◆ Set problem: Copy each of the items below word for word, without changing a single line.

◆ Data for this task:
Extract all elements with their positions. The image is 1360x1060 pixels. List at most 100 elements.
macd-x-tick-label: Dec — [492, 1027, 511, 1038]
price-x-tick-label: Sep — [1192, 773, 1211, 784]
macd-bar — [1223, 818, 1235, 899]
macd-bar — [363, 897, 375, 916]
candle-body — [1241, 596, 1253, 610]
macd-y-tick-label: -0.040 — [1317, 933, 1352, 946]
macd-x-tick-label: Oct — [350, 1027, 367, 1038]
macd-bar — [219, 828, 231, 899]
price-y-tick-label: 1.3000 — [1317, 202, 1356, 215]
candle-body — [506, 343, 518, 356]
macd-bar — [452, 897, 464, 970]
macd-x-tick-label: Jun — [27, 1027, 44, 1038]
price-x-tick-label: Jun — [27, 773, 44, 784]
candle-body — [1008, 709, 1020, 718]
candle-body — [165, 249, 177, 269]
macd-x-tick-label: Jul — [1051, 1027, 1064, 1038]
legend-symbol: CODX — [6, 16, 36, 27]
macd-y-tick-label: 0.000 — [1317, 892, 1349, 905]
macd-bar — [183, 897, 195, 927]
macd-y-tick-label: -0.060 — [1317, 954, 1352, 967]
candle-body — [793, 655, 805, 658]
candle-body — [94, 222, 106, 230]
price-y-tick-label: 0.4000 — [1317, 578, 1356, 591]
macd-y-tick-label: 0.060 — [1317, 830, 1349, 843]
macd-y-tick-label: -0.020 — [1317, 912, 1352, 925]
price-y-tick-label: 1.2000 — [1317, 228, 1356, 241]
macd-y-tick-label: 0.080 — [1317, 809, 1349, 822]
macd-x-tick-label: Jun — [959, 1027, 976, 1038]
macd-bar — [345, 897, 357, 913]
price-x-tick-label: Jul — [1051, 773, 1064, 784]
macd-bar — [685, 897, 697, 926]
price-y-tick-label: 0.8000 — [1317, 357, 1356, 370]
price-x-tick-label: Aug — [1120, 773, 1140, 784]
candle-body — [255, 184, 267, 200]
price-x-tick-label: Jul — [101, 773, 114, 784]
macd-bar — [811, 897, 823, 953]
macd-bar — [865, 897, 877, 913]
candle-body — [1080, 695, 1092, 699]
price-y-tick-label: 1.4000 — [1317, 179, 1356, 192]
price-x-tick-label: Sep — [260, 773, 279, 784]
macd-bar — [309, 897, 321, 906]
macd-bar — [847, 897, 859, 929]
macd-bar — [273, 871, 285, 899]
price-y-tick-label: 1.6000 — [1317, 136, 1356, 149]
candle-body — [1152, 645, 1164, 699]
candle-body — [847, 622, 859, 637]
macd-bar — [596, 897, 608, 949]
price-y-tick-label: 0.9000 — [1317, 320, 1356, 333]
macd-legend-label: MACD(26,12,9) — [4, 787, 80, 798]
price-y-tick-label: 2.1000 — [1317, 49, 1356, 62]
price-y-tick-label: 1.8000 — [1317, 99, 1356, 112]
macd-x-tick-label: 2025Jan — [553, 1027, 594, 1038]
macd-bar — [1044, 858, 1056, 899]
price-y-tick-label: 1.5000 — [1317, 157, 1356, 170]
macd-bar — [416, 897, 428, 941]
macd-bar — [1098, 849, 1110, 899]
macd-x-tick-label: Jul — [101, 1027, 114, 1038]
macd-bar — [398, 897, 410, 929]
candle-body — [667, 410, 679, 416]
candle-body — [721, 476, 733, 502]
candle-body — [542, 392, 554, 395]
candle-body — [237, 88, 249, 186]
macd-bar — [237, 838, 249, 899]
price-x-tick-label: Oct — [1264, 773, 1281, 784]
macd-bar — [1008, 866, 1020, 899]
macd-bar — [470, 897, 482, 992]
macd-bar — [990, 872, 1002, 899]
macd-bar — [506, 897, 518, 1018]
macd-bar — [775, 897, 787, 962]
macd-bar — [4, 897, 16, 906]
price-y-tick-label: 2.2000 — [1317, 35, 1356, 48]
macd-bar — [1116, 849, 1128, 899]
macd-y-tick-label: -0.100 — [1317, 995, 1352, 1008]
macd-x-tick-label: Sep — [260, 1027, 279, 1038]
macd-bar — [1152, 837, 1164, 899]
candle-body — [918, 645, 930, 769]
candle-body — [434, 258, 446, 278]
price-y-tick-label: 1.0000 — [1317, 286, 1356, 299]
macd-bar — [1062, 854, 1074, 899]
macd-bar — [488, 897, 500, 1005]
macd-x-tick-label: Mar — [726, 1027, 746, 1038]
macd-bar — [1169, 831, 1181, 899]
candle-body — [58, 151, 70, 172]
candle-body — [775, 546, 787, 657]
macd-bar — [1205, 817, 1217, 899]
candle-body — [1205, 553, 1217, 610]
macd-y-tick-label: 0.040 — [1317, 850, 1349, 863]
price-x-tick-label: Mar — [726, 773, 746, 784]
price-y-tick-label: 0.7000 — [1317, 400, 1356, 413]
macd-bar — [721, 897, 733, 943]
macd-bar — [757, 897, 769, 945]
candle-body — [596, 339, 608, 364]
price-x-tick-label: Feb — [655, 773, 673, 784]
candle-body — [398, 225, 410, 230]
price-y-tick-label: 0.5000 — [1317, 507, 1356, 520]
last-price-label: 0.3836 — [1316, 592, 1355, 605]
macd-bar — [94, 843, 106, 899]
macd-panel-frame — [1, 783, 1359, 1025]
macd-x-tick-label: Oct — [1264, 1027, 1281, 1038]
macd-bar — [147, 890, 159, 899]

◆ Written response:
Extract all elements with their positions. The image is 1360x1060 pixels. List at most 100 elements.
macd-x-tick-label: Dec — [492, 1027, 511, 1038]
price-x-tick-label: Sep — [1192, 773, 1211, 784]
macd-bar — [1223, 818, 1235, 899]
macd-bar — [363, 897, 375, 916]
candle-body — [1241, 596, 1253, 610]
macd-y-tick-label: -0.040 — [1317, 933, 1352, 946]
macd-x-tick-label: Oct — [350, 1027, 367, 1038]
macd-bar — [219, 828, 231, 899]
price-y-tick-label: 1.3000 — [1317, 202, 1356, 215]
candle-body — [506, 343, 518, 356]
macd-bar — [452, 897, 464, 970]
macd-x-tick-label: Jun — [27, 1027, 44, 1038]
price-x-tick-label: Jun — [27, 773, 44, 784]
candle-body — [1008, 709, 1020, 718]
candle-body — [165, 249, 177, 269]
macd-x-tick-label: Jul — [1051, 1027, 1064, 1038]
legend-symbol: CODX — [6, 16, 36, 27]
macd-y-tick-label: 0.000 — [1317, 892, 1349, 905]
macd-bar — [183, 897, 195, 927]
macd-y-tick-label: -0.060 — [1317, 954, 1352, 967]
candle-body — [793, 655, 805, 658]
candle-body — [94, 222, 106, 230]
price-y-tick-label: 0.4000 — [1317, 578, 1356, 591]
macd-y-tick-label: 0.060 — [1317, 830, 1349, 843]
macd-y-tick-label: -0.020 — [1317, 912, 1352, 925]
price-y-tick-label: 1.2000 — [1317, 228, 1356, 241]
macd-y-tick-label: 0.080 — [1317, 809, 1349, 822]
macd-x-tick-label: Jun — [959, 1027, 976, 1038]
macd-bar — [345, 897, 357, 913]
price-x-tick-label: Jul — [1051, 773, 1064, 784]
macd-bar — [685, 897, 697, 926]
price-y-tick-label: 0.8000 — [1317, 357, 1356, 370]
price-x-tick-label: Aug — [1120, 773, 1140, 784]
candle-body — [255, 184, 267, 200]
price-x-tick-label: Jul — [101, 773, 114, 784]
macd-bar — [811, 897, 823, 953]
macd-bar — [865, 897, 877, 913]
candle-body — [1080, 695, 1092, 699]
price-y-tick-label: 1.4000 — [1317, 179, 1356, 192]
price-x-tick-label: Sep — [260, 773, 279, 784]
macd-bar — [309, 897, 321, 906]
macd-bar — [847, 897, 859, 929]
macd-bar — [273, 871, 285, 899]
price-y-tick-label: 1.6000 — [1317, 136, 1356, 149]
candle-body — [1152, 645, 1164, 699]
candle-body — [847, 622, 859, 637]
macd-bar — [596, 897, 608, 949]
price-y-tick-label: 0.9000 — [1317, 320, 1356, 333]
macd-legend-label: MACD(26,12,9) — [4, 787, 80, 798]
price-y-tick-label: 2.1000 — [1317, 49, 1356, 62]
price-y-tick-label: 1.8000 — [1317, 99, 1356, 112]
macd-x-tick-label: 2025Jan — [553, 1027, 594, 1038]
macd-bar — [1044, 858, 1056, 899]
price-y-tick-label: 1.5000 — [1317, 157, 1356, 170]
macd-bar — [416, 897, 428, 941]
macd-bar — [1098, 849, 1110, 899]
macd-x-tick-label: Jul — [101, 1027, 114, 1038]
macd-bar — [398, 897, 410, 929]
candle-body — [667, 410, 679, 416]
candle-body — [721, 476, 733, 502]
candle-body — [542, 392, 554, 395]
candle-body — [237, 88, 249, 186]
macd-bar — [237, 838, 249, 899]
price-x-tick-label: Oct — [1264, 773, 1281, 784]
macd-bar — [1008, 866, 1020, 899]
macd-bar — [470, 897, 482, 992]
macd-bar — [990, 872, 1002, 899]
macd-bar — [506, 897, 518, 1018]
macd-bar — [775, 897, 787, 962]
macd-bar — [4, 897, 16, 906]
price-y-tick-label: 2.2000 — [1317, 35, 1356, 48]
macd-bar — [1116, 849, 1128, 899]
macd-y-tick-label: -0.100 — [1317, 995, 1352, 1008]
macd-x-tick-label: Sep — [260, 1027, 279, 1038]
macd-bar — [1152, 837, 1164, 899]
candle-body — [918, 645, 930, 769]
candle-body — [434, 258, 446, 278]
price-y-tick-label: 1.0000 — [1317, 286, 1356, 299]
macd-bar — [1062, 854, 1074, 899]
macd-bar — [488, 897, 500, 1005]
macd-x-tick-label: Mar — [726, 1027, 746, 1038]
macd-bar — [1169, 831, 1181, 899]
candle-body — [58, 151, 70, 172]
candle-body — [775, 546, 787, 657]
macd-bar — [1205, 817, 1217, 899]
candle-body — [1205, 553, 1217, 610]
macd-y-tick-label: 0.040 — [1317, 850, 1349, 863]
price-x-tick-label: Mar — [726, 773, 746, 784]
price-y-tick-label: 0.7000 — [1317, 400, 1356, 413]
macd-bar — [721, 897, 733, 943]
macd-bar — [757, 897, 769, 945]
candle-body — [596, 339, 608, 364]
price-x-tick-label: Feb — [655, 773, 673, 784]
candle-body — [398, 225, 410, 230]
price-y-tick-label: 0.5000 — [1317, 507, 1356, 520]
last-price-label: 0.3836 — [1316, 592, 1355, 605]
macd-bar — [94, 843, 106, 899]
macd-panel-frame — [1, 783, 1359, 1025]
macd-x-tick-label: Oct — [1264, 1027, 1281, 1038]
macd-bar — [147, 890, 159, 899]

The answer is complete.